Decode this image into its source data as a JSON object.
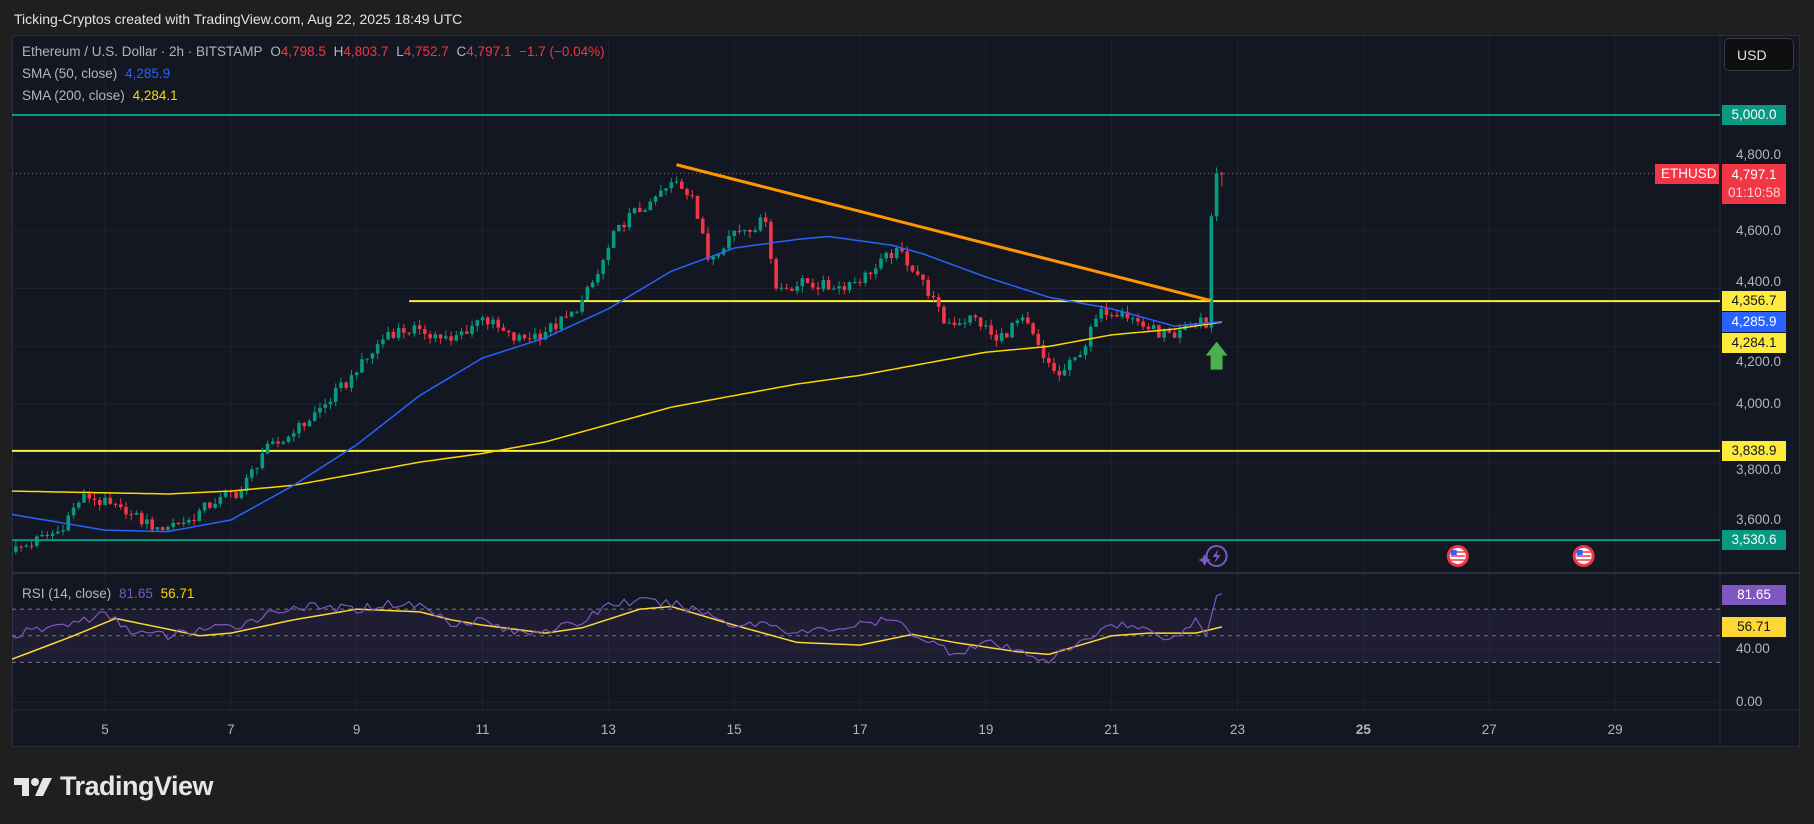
{
  "header": {
    "caption": "Ticking-Cryptos created with TradingView.com, Aug 22, 2025 18:49 UTC"
  },
  "legend": {
    "symbol": "Ethereum / U.S. Dollar · 2h · BITSTAMP",
    "o_label": "O",
    "o": "4,798.5",
    "h_label": "H",
    "h": "4,803.7",
    "l_label": "L",
    "l": "4,752.7",
    "c_label": "C",
    "c": "4,797.1",
    "change": "−1.7 (−0.04%)",
    "sma50_label": "SMA (50, close)",
    "sma50": "4,285.9",
    "sma200_label": "SMA (200, close)",
    "sma200": "4,284.1",
    "rsi_label": "RSI (14, close)",
    "rsi": "81.65",
    "rsi_ma": "56.71"
  },
  "currency_button": "USD",
  "price_axis": {
    "ticks": [
      "3,600.0",
      "3,800.0",
      "4,000.0",
      "4,200.0",
      "4,400.0",
      "4,600.0",
      "4,800.0"
    ],
    "tick_values": [
      3600,
      3800,
      4000,
      4200,
      4400,
      4600,
      4800
    ],
    "badges": {
      "level_5000": "5,000.0",
      "symbol": "ETHUSD",
      "last_price": "4,797.1",
      "countdown": "01:10:58",
      "level_4356": "4,356.7",
      "sma50": "4,285.9",
      "sma200": "4,284.1",
      "level_3838": "3,838.9",
      "level_3530": "3,530.6"
    }
  },
  "rsi_axis": {
    "ticks": [
      "40.00",
      "0.00"
    ],
    "tick_values": [
      40,
      0
    ],
    "badge_rsi": "81.65",
    "badge_ma": "56.71"
  },
  "date_axis": {
    "labels": [
      "5",
      "7",
      "9",
      "11",
      "13",
      "15",
      "17",
      "19",
      "21",
      "23",
      "25",
      "27",
      "29"
    ],
    "bold_label": "25"
  },
  "colors": {
    "up": "#089981",
    "down": "#f23645",
    "sma50": "#2962ff",
    "sma200": "#ffd600",
    "level_green": "#089981",
    "level_yellow": "#ffeb3b",
    "trendline": "#ff9800",
    "rsi": "#7e57c2",
    "rsi_ma": "#fdd835",
    "arrow": "#4caf50"
  },
  "logo": {
    "text": "TradingView"
  },
  "chart_data": {
    "type": "candlestick",
    "timeframe": "2h",
    "x_axis": "date (August 2025)",
    "ylim": [
      3480,
      5060
    ],
    "last_close": 4797.1,
    "close_path": [
      [
        "08-03 12:00",
        3490
      ],
      [
        "08-04 06:00",
        3560
      ],
      [
        "08-04 16:00",
        3690
      ],
      [
        "08-05 08:00",
        3620
      ],
      [
        "08-05 20:00",
        3575
      ],
      [
        "08-06 08:00",
        3600
      ],
      [
        "08-06 20:00",
        3680
      ],
      [
        "08-07 04:00",
        3700
      ],
      [
        "08-07 12:00",
        3830
      ],
      [
        "08-08 00:00",
        3900
      ],
      [
        "08-08 12:00",
        4000
      ],
      [
        "08-09 00:00",
        4110
      ],
      [
        "08-09 12:00",
        4250
      ],
      [
        "08-10 00:00",
        4260
      ],
      [
        "08-10 12:00",
        4220
      ],
      [
        "08-11 00:00",
        4300
      ],
      [
        "08-11 12:00",
        4220
      ],
      [
        "08-12 00:00",
        4250
      ],
      [
        "08-12 12:00",
        4320
      ],
      [
        "08-12 20:00",
        4450
      ],
      [
        "08-13 04:00",
        4620
      ],
      [
        "08-13 16:00",
        4700
      ],
      [
        "08-14 02:00",
        4770
      ],
      [
        "08-14 08:00",
        4720
      ],
      [
        "08-14 14:00",
        4500
      ],
      [
        "08-15 00:00",
        4600
      ],
      [
        "08-15 12:00",
        4630
      ],
      [
        "08-15 16:00",
        4400
      ],
      [
        "08-16 04:00",
        4420
      ],
      [
        "08-16 14:00",
        4400
      ],
      [
        "08-17 04:00",
        4450
      ],
      [
        "08-17 14:00",
        4540
      ],
      [
        "08-18 00:00",
        4430
      ],
      [
        "08-18 08:00",
        4280
      ],
      [
        "08-18 20:00",
        4300
      ],
      [
        "08-19 04:00",
        4220
      ],
      [
        "08-19 14:00",
        4300
      ],
      [
        "08-19 22:00",
        4160
      ],
      [
        "08-20 04:00",
        4100
      ],
      [
        "08-20 12:00",
        4170
      ],
      [
        "08-20 20:00",
        4330
      ],
      [
        "08-21 04:00",
        4320
      ],
      [
        "08-21 14:00",
        4260
      ],
      [
        "08-22 00:00",
        4230
      ],
      [
        "08-22 10:00",
        4300
      ],
      [
        "08-22 12:00",
        4265
      ],
      [
        "08-22 14:00",
        4650
      ],
      [
        "08-22 16:00",
        4798.5
      ],
      [
        "08-22 18:00",
        4797.1
      ]
    ],
    "sma50": [
      [
        "08-03 12:00",
        3620
      ],
      [
        "08-05 00:00",
        3565
      ],
      [
        "08-06 00:00",
        3560
      ],
      [
        "08-07 00:00",
        3600
      ],
      [
        "08-08 00:00",
        3720
      ],
      [
        "08-09 00:00",
        3860
      ],
      [
        "08-10 00:00",
        4030
      ],
      [
        "08-11 00:00",
        4160
      ],
      [
        "08-12 00:00",
        4230
      ],
      [
        "08-13 00:00",
        4330
      ],
      [
        "08-14 00:00",
        4460
      ],
      [
        "08-15 00:00",
        4540
      ],
      [
        "08-16 00:00",
        4570
      ],
      [
        "08-16 12:00",
        4580
      ],
      [
        "08-17 12:00",
        4550
      ],
      [
        "08-18 00:00",
        4520
      ],
      [
        "08-19 00:00",
        4440
      ],
      [
        "08-20 00:00",
        4370
      ],
      [
        "08-21 00:00",
        4330
      ],
      [
        "08-22 00:00",
        4270
      ],
      [
        "08-22 18:00",
        4285.9
      ]
    ],
    "sma200": [
      [
        "08-03 12:00",
        3700
      ],
      [
        "08-06 00:00",
        3690
      ],
      [
        "08-07 00:00",
        3700
      ],
      [
        "08-08 00:00",
        3720
      ],
      [
        "08-09 00:00",
        3760
      ],
      [
        "08-10 00:00",
        3800
      ],
      [
        "08-11 00:00",
        3830
      ],
      [
        "08-12 00:00",
        3870
      ],
      [
        "08-13 00:00",
        3930
      ],
      [
        "08-14 00:00",
        3990
      ],
      [
        "08-15 00:00",
        4030
      ],
      [
        "08-16 00:00",
        4070
      ],
      [
        "08-17 00:00",
        4100
      ],
      [
        "08-18 00:00",
        4140
      ],
      [
        "08-19 00:00",
        4180
      ],
      [
        "08-20 00:00",
        4200
      ],
      [
        "08-21 00:00",
        4240
      ],
      [
        "08-22 00:00",
        4260
      ],
      [
        "08-22 18:00",
        4284.1
      ]
    ],
    "levels": [
      {
        "price": 5000.0,
        "color": "green",
        "from": "08-03 12:00"
      },
      {
        "price": 4356.7,
        "color": "yellow",
        "from": "08-09 20:00"
      },
      {
        "price": 3838.9,
        "color": "yellow",
        "from": "08-03 12:00"
      },
      {
        "price": 3530.6,
        "color": "green",
        "from": "08-03 12:00"
      }
    ],
    "trendline": [
      [
        "08-14 02:00",
        4828
      ],
      [
        "08-22 14:00",
        4358
      ]
    ],
    "signal_arrow": {
      "date": "08-22 16:00",
      "price": 4120,
      "direction": "up"
    },
    "events": [
      {
        "type": "lightning",
        "date": "08-22 16:00"
      },
      {
        "type": "us-flag",
        "date": "08-26 12:00"
      },
      {
        "type": "us-flag",
        "date": "08-28 12:00"
      }
    ],
    "rsi": {
      "overbought": 70,
      "oversold": 30,
      "middle": 50,
      "values": [
        [
          "08-03 12:00",
          50
        ],
        [
          "08-04 12:00",
          60
        ],
        [
          "08-05 00:00",
          66
        ],
        [
          "08-05 12:00",
          52
        ],
        [
          "08-06 00:00",
          50
        ],
        [
          "08-06 12:00",
          55
        ],
        [
          "08-07 00:00",
          56
        ],
        [
          "08-07 12:00",
          65
        ],
        [
          "08-08 00:00",
          72
        ],
        [
          "08-09 00:00",
          70
        ],
        [
          "08-09 12:00",
          74
        ],
        [
          "08-10 00:00",
          73
        ],
        [
          "08-10 12:00",
          60
        ],
        [
          "08-11 00:00",
          62
        ],
        [
          "08-11 12:00",
          52
        ],
        [
          "08-12 00:00",
          55
        ],
        [
          "08-12 12:00",
          58
        ],
        [
          "08-13 00:00",
          74
        ],
        [
          "08-13 12:00",
          76
        ],
        [
          "08-14 00:00",
          74
        ],
        [
          "08-14 12:00",
          68
        ],
        [
          "08-15 00:00",
          58
        ],
        [
          "08-15 12:00",
          60
        ],
        [
          "08-16 00:00",
          52
        ],
        [
          "08-16 12:00",
          55
        ],
        [
          "08-17 00:00",
          58
        ],
        [
          "08-17 12:00",
          62
        ],
        [
          "08-18 00:00",
          48
        ],
        [
          "08-18 12:00",
          37
        ],
        [
          "08-19 00:00",
          45
        ],
        [
          "08-19 12:00",
          38
        ],
        [
          "08-20 00:00",
          32
        ],
        [
          "08-20 12:00",
          44
        ],
        [
          "08-21 00:00",
          60
        ],
        [
          "08-21 12:00",
          55
        ],
        [
          "08-22 00:00",
          48
        ],
        [
          "08-22 08:00",
          62
        ],
        [
          "08-22 12:00",
          50
        ],
        [
          "08-22 16:00",
          80
        ],
        [
          "08-22 18:00",
          81.65
        ]
      ],
      "ma": [
        [
          "08-03 12:00",
          32
        ],
        [
          "08-04 12:00",
          50
        ],
        [
          "08-05 04:00",
          63
        ],
        [
          "08-06 00:00",
          55
        ],
        [
          "08-06 12:00",
          50
        ],
        [
          "08-07 00:00",
          52
        ],
        [
          "08-08 00:00",
          62
        ],
        [
          "08-09 00:00",
          70
        ],
        [
          "08-10 00:00",
          68
        ],
        [
          "08-10 12:00",
          62
        ],
        [
          "08-11 00:00",
          58
        ],
        [
          "08-12 00:00",
          52
        ],
        [
          "08-12 14:00",
          56
        ],
        [
          "08-13 12:00",
          70
        ],
        [
          "08-14 00:00",
          72
        ],
        [
          "08-15 00:00",
          58
        ],
        [
          "08-16 00:00",
          45
        ],
        [
          "08-17 00:00",
          43
        ],
        [
          "08-17 20:00",
          51
        ],
        [
          "08-18 12:00",
          45
        ],
        [
          "08-19 12:00",
          38
        ],
        [
          "08-20 00:00",
          36
        ],
        [
          "08-21 00:00",
          50
        ],
        [
          "08-21 14:00",
          52
        ],
        [
          "08-22 08:00",
          52
        ],
        [
          "08-22 18:00",
          56.71
        ]
      ]
    }
  }
}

**Problem requirements**
Go through the records above and copy every line with the word "type".

**Answer to the problem**
    "type": "candlestick",
        "type": "lightning",
        "type": "us-flag",
        "type": "us-flag",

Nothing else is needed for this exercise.